EXERCISE TASK -
From the data that follows, report how many lines hold the string "Linear", giving only the number.

═════ INFORMATION SHOWN ═════

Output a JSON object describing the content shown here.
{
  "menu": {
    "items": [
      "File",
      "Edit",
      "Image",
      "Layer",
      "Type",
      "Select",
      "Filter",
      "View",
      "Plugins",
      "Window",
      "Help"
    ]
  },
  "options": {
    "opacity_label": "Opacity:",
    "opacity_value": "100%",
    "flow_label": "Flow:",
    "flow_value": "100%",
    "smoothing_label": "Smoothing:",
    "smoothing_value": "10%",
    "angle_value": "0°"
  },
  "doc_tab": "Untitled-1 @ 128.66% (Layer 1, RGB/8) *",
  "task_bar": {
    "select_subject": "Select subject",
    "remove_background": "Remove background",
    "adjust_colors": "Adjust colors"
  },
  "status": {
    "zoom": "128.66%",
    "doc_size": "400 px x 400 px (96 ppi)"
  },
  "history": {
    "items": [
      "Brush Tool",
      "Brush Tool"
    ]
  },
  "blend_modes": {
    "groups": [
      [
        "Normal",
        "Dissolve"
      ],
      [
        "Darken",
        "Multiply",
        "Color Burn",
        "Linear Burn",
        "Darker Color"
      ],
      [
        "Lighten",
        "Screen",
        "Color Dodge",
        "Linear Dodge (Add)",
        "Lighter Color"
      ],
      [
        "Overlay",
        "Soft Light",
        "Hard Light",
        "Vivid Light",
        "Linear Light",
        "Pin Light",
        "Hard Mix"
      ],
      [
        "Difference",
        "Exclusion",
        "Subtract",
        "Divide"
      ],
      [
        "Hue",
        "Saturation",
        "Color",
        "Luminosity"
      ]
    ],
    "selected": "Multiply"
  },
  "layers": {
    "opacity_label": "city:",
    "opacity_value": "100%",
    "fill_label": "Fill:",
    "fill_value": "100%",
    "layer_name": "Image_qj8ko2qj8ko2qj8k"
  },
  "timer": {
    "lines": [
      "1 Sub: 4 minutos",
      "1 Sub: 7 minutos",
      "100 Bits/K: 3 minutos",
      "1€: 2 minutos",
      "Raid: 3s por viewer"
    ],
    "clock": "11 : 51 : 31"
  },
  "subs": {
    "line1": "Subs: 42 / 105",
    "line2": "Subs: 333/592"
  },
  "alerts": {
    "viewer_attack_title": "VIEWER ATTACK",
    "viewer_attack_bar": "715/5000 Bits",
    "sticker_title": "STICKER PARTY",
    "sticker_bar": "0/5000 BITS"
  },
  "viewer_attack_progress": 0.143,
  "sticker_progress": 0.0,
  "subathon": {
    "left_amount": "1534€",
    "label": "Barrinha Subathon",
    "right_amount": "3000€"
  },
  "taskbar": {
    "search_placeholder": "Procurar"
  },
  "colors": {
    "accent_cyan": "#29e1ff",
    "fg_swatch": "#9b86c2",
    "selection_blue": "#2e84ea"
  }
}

═════

EXPECTED ANSWER -
3